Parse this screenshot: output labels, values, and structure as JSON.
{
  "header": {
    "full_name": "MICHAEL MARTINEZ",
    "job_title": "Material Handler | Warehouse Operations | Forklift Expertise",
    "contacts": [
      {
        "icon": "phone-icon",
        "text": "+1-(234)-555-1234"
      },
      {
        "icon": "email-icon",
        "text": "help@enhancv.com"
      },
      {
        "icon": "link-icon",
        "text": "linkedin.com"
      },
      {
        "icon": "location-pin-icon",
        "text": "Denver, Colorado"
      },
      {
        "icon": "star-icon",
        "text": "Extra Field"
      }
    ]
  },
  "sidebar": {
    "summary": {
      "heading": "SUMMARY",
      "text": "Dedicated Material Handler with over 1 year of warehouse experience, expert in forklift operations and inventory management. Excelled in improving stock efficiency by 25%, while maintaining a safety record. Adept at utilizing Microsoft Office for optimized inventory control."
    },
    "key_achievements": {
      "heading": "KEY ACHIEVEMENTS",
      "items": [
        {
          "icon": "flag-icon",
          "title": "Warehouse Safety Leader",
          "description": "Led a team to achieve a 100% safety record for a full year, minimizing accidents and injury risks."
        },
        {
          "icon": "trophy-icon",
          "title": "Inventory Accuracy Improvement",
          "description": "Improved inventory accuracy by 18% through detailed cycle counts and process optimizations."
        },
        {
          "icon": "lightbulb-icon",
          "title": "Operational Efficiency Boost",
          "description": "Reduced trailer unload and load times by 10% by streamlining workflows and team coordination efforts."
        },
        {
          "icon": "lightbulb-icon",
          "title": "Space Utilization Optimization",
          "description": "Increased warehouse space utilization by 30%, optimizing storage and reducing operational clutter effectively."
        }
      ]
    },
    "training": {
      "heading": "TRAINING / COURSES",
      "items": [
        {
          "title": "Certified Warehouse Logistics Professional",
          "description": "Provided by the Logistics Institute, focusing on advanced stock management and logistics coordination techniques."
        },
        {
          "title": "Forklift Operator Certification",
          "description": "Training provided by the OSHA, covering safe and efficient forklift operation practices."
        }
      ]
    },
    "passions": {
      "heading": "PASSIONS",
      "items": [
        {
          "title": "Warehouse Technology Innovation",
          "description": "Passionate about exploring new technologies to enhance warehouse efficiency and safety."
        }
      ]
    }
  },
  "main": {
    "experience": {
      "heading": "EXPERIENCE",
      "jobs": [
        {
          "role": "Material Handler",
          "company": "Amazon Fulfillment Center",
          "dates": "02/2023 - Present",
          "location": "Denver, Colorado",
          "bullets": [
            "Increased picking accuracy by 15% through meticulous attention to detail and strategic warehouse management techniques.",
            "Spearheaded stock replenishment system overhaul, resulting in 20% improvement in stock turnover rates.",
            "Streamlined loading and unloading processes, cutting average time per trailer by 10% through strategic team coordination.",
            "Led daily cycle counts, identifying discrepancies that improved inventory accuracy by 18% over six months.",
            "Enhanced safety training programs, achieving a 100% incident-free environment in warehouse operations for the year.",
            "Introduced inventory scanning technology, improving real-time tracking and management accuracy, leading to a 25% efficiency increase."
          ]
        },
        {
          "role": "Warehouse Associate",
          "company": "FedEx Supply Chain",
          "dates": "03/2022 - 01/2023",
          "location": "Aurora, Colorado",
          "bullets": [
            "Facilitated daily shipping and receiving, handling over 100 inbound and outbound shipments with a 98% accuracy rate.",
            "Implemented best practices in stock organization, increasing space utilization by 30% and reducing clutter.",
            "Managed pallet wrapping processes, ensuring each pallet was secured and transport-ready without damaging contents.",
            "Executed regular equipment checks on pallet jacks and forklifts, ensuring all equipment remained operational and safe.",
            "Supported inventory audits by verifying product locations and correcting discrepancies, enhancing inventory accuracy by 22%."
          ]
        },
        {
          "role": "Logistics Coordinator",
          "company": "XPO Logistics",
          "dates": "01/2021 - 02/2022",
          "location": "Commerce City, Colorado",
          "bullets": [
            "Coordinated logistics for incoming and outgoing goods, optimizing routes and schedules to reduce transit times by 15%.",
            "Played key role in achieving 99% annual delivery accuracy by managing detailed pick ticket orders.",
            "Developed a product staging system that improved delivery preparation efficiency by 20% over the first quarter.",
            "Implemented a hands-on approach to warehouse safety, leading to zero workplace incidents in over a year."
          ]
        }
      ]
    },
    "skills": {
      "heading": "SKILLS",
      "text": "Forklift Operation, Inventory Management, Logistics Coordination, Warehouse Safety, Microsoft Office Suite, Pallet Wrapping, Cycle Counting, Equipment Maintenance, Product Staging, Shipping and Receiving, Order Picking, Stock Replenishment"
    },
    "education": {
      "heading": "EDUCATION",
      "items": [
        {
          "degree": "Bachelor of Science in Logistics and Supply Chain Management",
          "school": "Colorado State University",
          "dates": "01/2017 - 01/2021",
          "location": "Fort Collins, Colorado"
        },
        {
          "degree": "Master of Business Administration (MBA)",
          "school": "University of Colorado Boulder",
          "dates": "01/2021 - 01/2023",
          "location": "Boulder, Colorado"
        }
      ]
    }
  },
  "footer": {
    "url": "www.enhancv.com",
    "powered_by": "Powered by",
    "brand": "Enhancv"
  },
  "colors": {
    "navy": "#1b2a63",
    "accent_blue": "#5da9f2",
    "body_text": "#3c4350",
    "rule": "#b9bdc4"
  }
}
......
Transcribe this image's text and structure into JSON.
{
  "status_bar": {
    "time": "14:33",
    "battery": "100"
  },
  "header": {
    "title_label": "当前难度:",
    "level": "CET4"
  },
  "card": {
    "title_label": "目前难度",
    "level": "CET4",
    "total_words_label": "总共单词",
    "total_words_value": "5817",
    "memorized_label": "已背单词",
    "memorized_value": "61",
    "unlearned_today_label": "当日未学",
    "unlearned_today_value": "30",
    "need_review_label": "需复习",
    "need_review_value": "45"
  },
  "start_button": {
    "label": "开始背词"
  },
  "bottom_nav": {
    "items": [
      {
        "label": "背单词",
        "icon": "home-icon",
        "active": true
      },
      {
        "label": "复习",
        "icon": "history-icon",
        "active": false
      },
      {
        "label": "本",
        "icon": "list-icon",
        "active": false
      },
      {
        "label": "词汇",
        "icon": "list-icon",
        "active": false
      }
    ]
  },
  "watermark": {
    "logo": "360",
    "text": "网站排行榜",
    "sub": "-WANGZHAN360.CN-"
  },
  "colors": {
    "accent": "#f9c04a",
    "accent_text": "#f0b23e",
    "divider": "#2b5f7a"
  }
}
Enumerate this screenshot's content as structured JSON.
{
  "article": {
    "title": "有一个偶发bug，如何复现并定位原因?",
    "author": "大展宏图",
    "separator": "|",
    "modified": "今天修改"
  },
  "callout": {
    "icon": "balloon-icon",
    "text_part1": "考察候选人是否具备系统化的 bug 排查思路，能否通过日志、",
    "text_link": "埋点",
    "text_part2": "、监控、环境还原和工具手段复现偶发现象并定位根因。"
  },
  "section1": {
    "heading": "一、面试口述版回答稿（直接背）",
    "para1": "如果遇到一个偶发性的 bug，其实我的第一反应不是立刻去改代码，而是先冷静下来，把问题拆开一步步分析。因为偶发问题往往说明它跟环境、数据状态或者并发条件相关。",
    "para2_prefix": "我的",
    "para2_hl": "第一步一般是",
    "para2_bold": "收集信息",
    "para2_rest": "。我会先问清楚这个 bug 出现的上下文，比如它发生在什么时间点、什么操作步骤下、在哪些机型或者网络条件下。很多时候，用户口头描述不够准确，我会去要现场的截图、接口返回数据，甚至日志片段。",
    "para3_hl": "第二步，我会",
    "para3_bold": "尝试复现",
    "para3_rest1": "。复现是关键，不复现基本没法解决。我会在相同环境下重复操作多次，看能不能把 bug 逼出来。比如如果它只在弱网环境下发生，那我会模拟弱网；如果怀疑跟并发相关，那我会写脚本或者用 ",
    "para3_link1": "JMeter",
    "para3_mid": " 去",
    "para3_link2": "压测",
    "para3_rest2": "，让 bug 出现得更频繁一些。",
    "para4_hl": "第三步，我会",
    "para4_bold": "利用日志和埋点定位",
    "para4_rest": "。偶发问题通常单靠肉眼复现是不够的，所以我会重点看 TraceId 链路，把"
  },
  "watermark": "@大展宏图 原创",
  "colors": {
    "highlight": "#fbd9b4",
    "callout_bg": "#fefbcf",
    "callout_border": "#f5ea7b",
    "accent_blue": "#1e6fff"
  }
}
......
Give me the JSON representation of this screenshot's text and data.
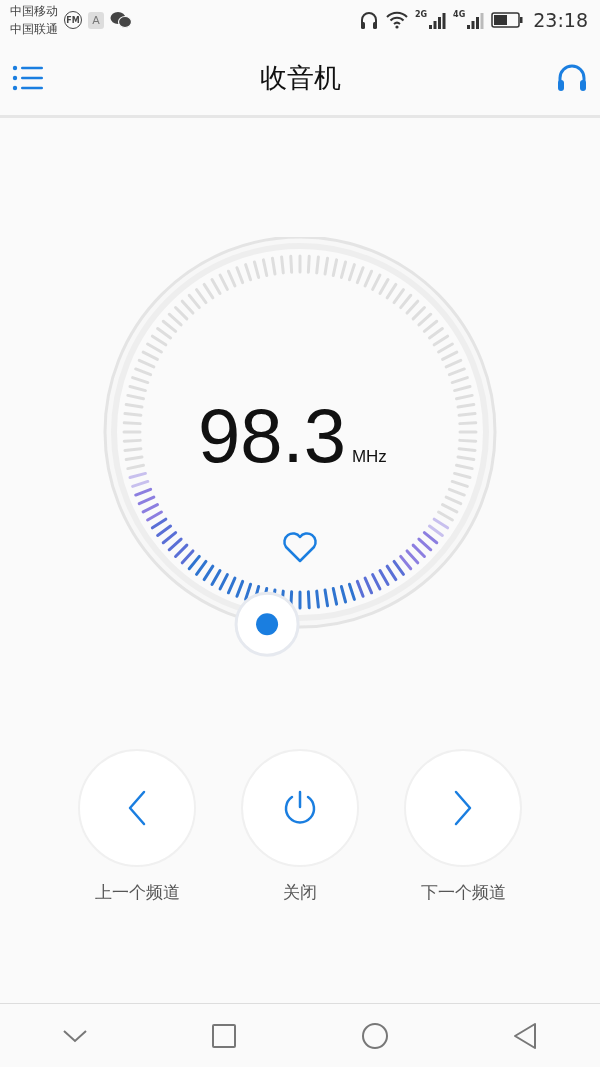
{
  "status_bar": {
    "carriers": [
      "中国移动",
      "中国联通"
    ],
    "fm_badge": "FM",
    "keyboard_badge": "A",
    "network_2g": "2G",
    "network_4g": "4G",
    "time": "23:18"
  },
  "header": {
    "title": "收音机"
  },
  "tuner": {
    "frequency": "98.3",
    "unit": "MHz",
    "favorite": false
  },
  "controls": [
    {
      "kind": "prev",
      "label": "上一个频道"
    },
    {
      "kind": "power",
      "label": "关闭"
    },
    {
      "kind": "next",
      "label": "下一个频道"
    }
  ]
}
......
= Exercise objective =
Find every line above that contains the word "degree", and return each one.

= Response to the exercise =
          "degree": "Bachelor of Science in Logistics and Supply Chain Management",
          "degree": "Master of Business Administration (MBA)",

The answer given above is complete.